• **YOUR TASK**
Omit every picture and output the rest of the records exactly as they are.

• **GIVEN ENTRIES**

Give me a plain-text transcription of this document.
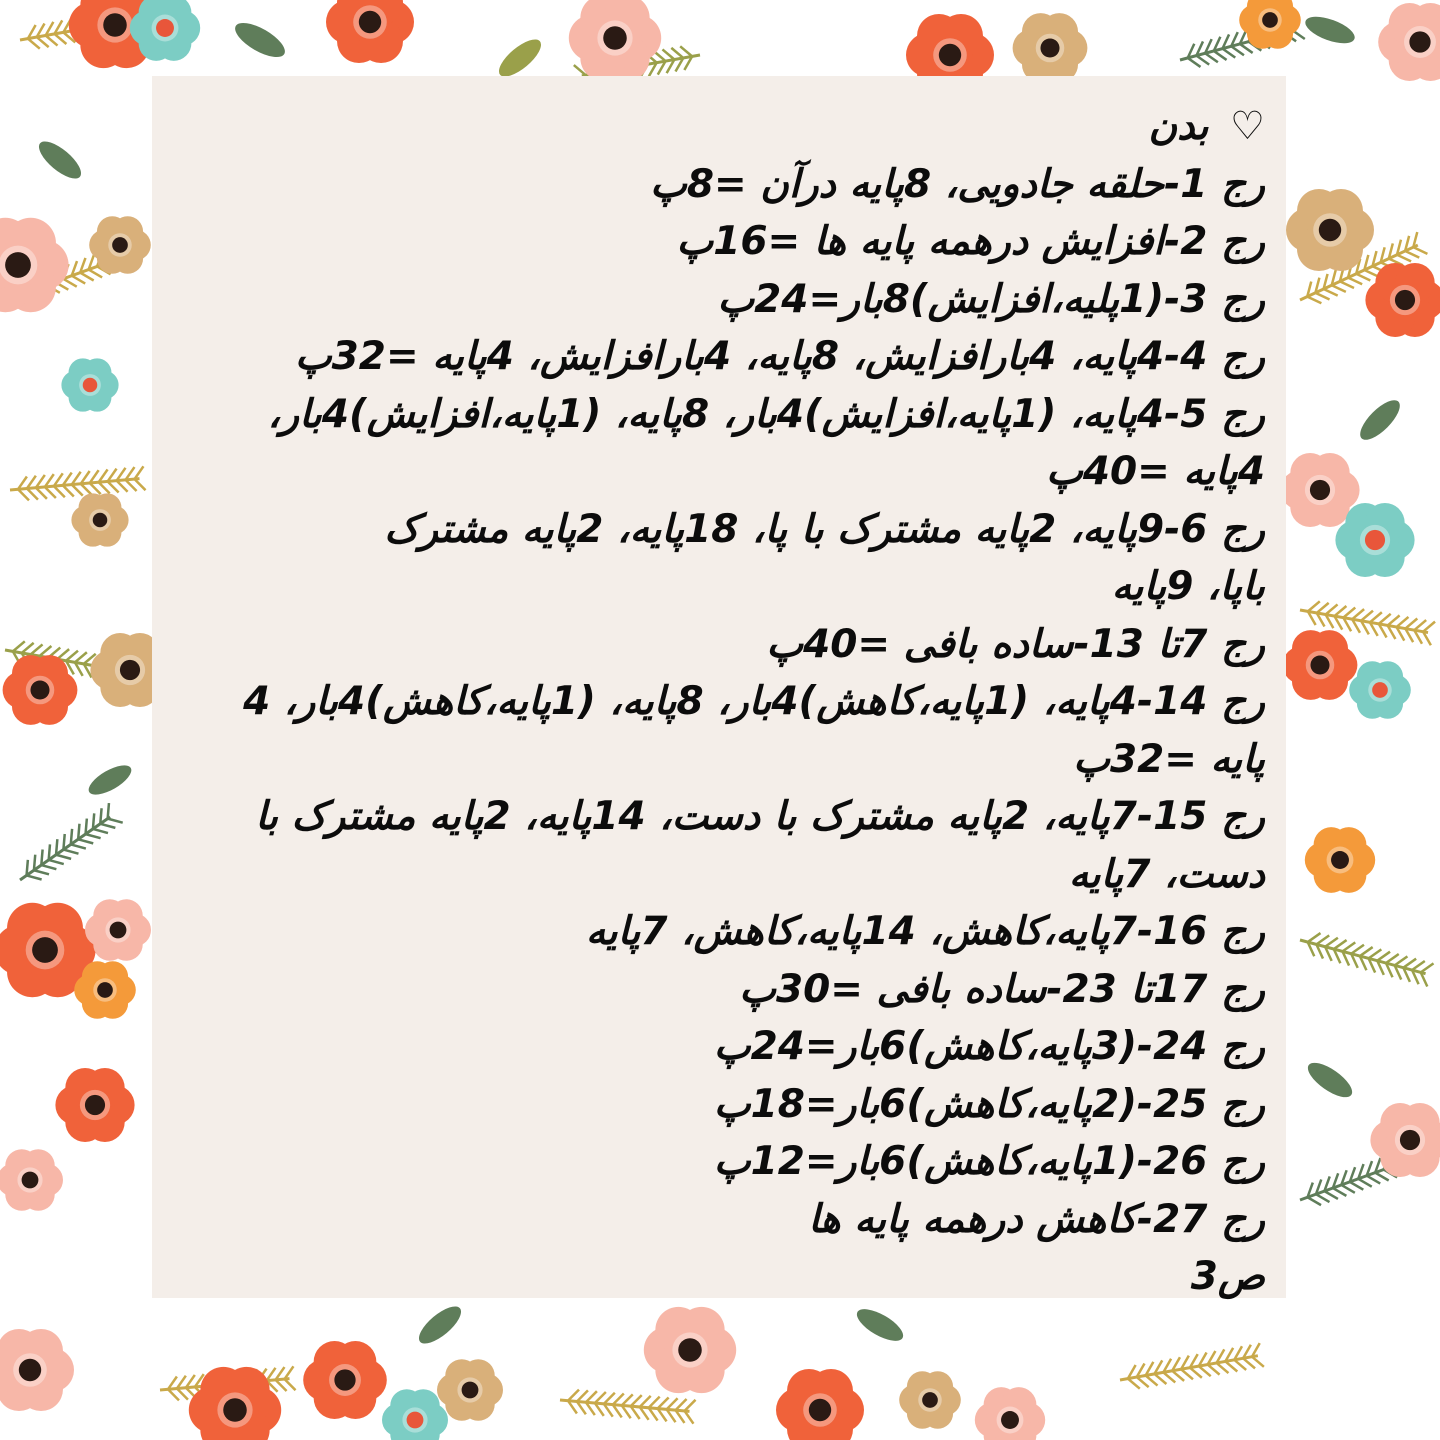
♡ بدن
رج 1-حلقه جادویی، 8پایه درآن =8پ
رج 2-افزایش درهمه پایه ها =16پ
رج 3-(1پلیه،افزایش)8بار=24پ
رج 4-4پایه، 4بارافزایش، 8پایه، 4بارافزایش، 4پایه =32پ
رج 5-4پایه، (1پایه،افزایش)4بار، 8پایه، (1پایه،افزایش)4بار،
4پایه =40پ
رج 6-9پایه، 2پایه مشترک با پا، 18پایه، 2پایه مشترک
باپا، 9پایه
رج 7تا 13-ساده بافی =40پ
رج 14-4پایه، (1پایه،کاهش)4بار، 8پایه، (1پایه،کاهش)4بار، 4
پایه =32پ
رج 15-7پایه، 2پایه مشترک با دست، 14پایه، 2پایه مشترک با
دست، 7پایه
رج 16-7پایه،کاهش، 14پایه،کاهش، 7پایه
رج 17تا 23-ساده بافی =30پ
رج 24-(3پایه،کاهش)6بار=24پ
رج 25-(2پایه،کاهش)6بار=18پ
رج 26-(1پایه،کاهش)6بار=12پ
رج 27-کاهش درهمه پایه ها
ص3
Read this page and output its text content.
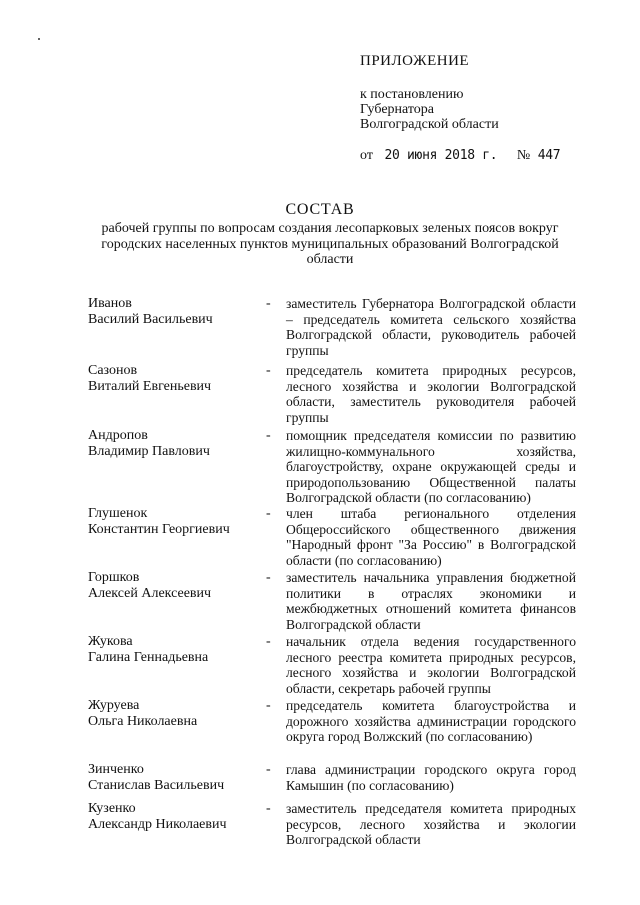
ПРИЛОЖЕНИЕ
к постановлению
Губернатора
Волгоградской области
от 20 июня 2018 г. № 447
СОСТАВ
рабочей группы по вопросам создания лесопарковых зеленых поясов вокруг городских населенных пунктов муниципальных образований Волгоградской области
Иванов
Василий Васильевич
- заместитель Губернатора Волгоградской области – председатель комитета сельского хозяйства Волгоградской области, руководитель рабочей группы
Сазонов
Виталий Евгеньевич
- председатель комитета природных ресурсов, лесного хозяйства и экологии Волгоградской области, заместитель руководителя рабочей группы
Андропов
Владимир Павлович
- помощник председателя комиссии по развитию жилищно-коммунального хозяйства, благоустройству, охране окружающей среды и природопользованию Общественной палаты Волгоградской области (по согласованию)
Глушенок
Константин Георгиевич
- член штаба регионального отделения Общероссийского общественного движения "Народный фронт "За Россию" в Волгоградской области (по согласованию)
Горшков
Алексей Алексеевич
- заместитель начальника управления бюджетной политики в отраслях экономики и межбюджетных отношений комитета финансов Волгоградской области
Жукова
Галина Геннадьевна
- начальник отдела ведения государственного лесного реестра комитета природных ресурсов, лесного хозяйства и экологии Волгоградской области, секретарь рабочей группы
Журуева
Ольга Николаевна
- председатель комитета благоустройства и дорожного хозяйства администрации городского округа город Волжский (по согласованию)
Зинченко
Станислав Васильевич
- глава администрации городского округа город Камышин (по согласованию)
Кузенко
Александр Николаевич
- заместитель председателя комитета природных ресурсов, лесного хозяйства и экологии Волгоградской области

• **TASK RESULT**
Give me a plain-text transcription of this document.
♡ بدن
رج 1-حلقه جادویی، 8پایه درآن =8پ
رج 2-افزایش درهمه پایه ها =16پ
رج 3-(1پلیه،افزایش)8بار=24پ
رج 4-4پایه، 4بارافزایش، 8پایه، 4بارافزایش، 4پایه =32پ
رج 5-4پایه، (1پایه،افزایش)4بار، 8پایه، (1پایه،افزایش)4بار،
4پایه =40پ
رج 6-9پایه، 2پایه مشترک با پا، 18پایه، 2پایه مشترک
باپا، 9پایه
رج 7تا 13-ساده بافی =40پ
رج 14-4پایه، (1پایه،کاهش)4بار، 8پایه، (1پایه،کاهش)4بار، 4
پایه =32پ
رج 15-7پایه، 2پایه مشترک با دست، 14پایه، 2پایه مشترک با
دست، 7پایه
رج 16-7پایه،کاهش، 14پایه،کاهش، 7پایه
رج 17تا 23-ساده بافی =30پ
رج 24-(3پایه،کاهش)6بار=24پ
رج 25-(2پایه،کاهش)6بار=18پ
رج 26-(1پایه،کاهش)6بار=12پ
رج 27-کاهش درهمه پایه ها
ص3
Read this page and output its text content.
ПРИЛОЖЕНИЕ
к постановлению
Губернатора
Волгоградской области
от 20 июня 2018 г. № 447
СОСТАВ
рабочей группы по вопросам создания лесопарковых зеленых поясов вокруг городских населенных пунктов муниципальных образований Волгоградской области
Иванов
Василий Васильевич
- заместитель Губернатора Волгоградской области – председатель комитета сельского хозяйства Волгоградской области, руководитель рабочей группы
Сазонов
Виталий Евгеньевич
- председатель комитета природных ресурсов, лесного хозяйства и экологии Волгоградской области, заместитель руководителя рабочей группы
Андропов
Владимир Павлович
- помощник председателя комиссии по развитию жилищно-коммунального хозяйства, благоустройству, охране окружающей среды и природопользованию Общественной палаты Волгоградской области (по согласованию)
Глушенок
Константин Георгиевич
- член штаба регионального отделения Общероссийского общественного движения "Народный фронт "За Россию" в Волгоградской области (по согласованию)
Горшков
Алексей Алексеевич
- заместитель начальника управления бюджетной политики в отраслях экономики и межбюджетных отношений комитета финансов Волгоградской области
Жукова
Галина Геннадьевна
- начальник отдела ведения государственного лесного реестра комитета природных ресурсов, лесного хозяйства и экологии Волгоградской области, секретарь рабочей группы
Журуева
Ольга Николаевна
- председатель комитета благоустройства и дорожного хозяйства администрации городского округа город Волжский (по согласованию)
Зинченко
Станислав Васильевич
- глава администрации городского округа город Камышин (по согласованию)
Кузенко
Александр Николаевич
- заместитель председателя комитета природных ресурсов, лесного хозяйства и экологии Волгоградской области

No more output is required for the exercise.